◆ Short exercise:
Show all lines from the listing below that contain "相关叙述正确的是".

══ Records shown

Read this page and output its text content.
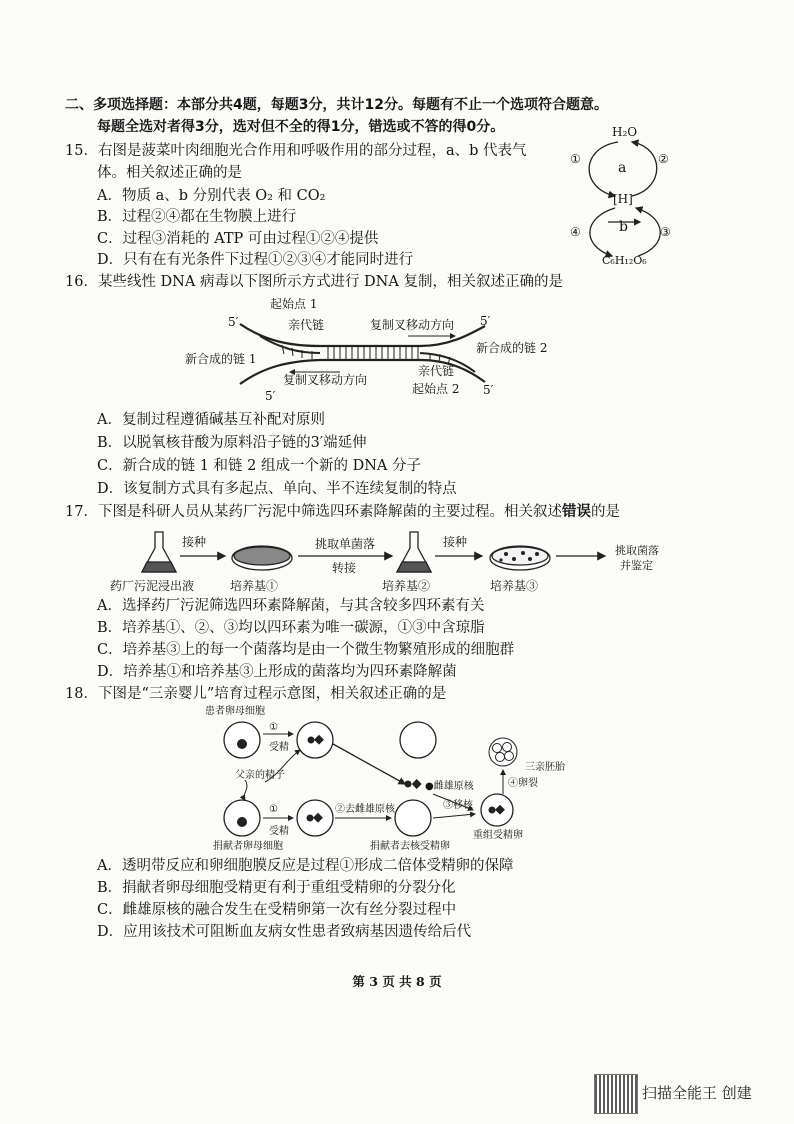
二、多项选择题：本部分共4题，每题3分，共计12分。每题有不止一个选项符合题意。
每题全选对者得3分，选对但不全的得1分，错选或不答的得0分。
15．右图是菠菜叶肉细胞光合作用和呼吸作用的部分过程，a、b 代表气
体。相关叙述正确的是
A．物质 a、b 分别代表 O₂ 和 CO₂
B．过程②④都在生物膜上进行
C．过程③消耗的 ATP 可由过程①②④提供
D．只有在有光条件下过程①②③④才能同时进行
H₂O
①	②
a
[H]
④	③
b
C₆H₁₂O₆
16．某些线性 DNA 病毒以下图所示方式进行 DNA 复制，相关叙述正确的是
起始点 1
5′	亲代链	复制叉移动方向 5′
新合成的链 1
新合成的链 2
复制叉移动方向
亲代链
起始点 2
5′	5′
A．复制过程遵循碱基互补配对原则
B．以脱氧核苷酸为原料沿子链的3′端延伸
C．新合成的链 1 和链 2 组成一个新的 DNA 分子
D．该复制方式具有多起点、单向、半不连续复制的特点
17．下图是科研人员从某药厂污泥中筛选四环素降解菌的主要过程。相关叙述错误的是
接种	挑取单菌落
转接
接种
挑取菌落
并鉴定
药厂污泥浸出液	培养基①	培养基②	培养基③
A．选择药厂污泥筛选四环素降解菌，与其含较多四环素有关
B．培养基①、②、③均以四环素为唯一碳源，①③中含琼脂
C．培养基③上的每一个菌落均是由一个微生物繁殖形成的细胞群
D．培养基①和培养基③上形成的菌落均为四环素降解菌
18．下图是“三亲婴儿”培育过程示意图，相关叙述正确的是
患者卵母细胞
①
受精
父亲的精子
●雌雄原核
三亲胚胎
④卵裂
①
受精
②去雌雄原核	③移核
重组受精卵
捐献者卵母细胞	捐献者去核受精卵
A．透明带反应和卵细胞膜反应是过程①形成二倍体受精卵的保障
B．捐献者卵母细胞受精更有利于重组受精卵的分裂分化
C．雌雄原核的融合发生在受精卵第一次有丝分裂过程中
D．应用该技术可阻断血友病女性患者致病基因遗传给后代
第 3 页 共 8 页
扫描全能王 创建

════

◆ Exercise response:
体。相关叙述正确的是
16．某些线性 DNA 病毒以下图所示方式进行 DNA 复制，相关叙述正确的是
18．下图是“三亲婴儿”培育过程示意图，相关叙述正确的是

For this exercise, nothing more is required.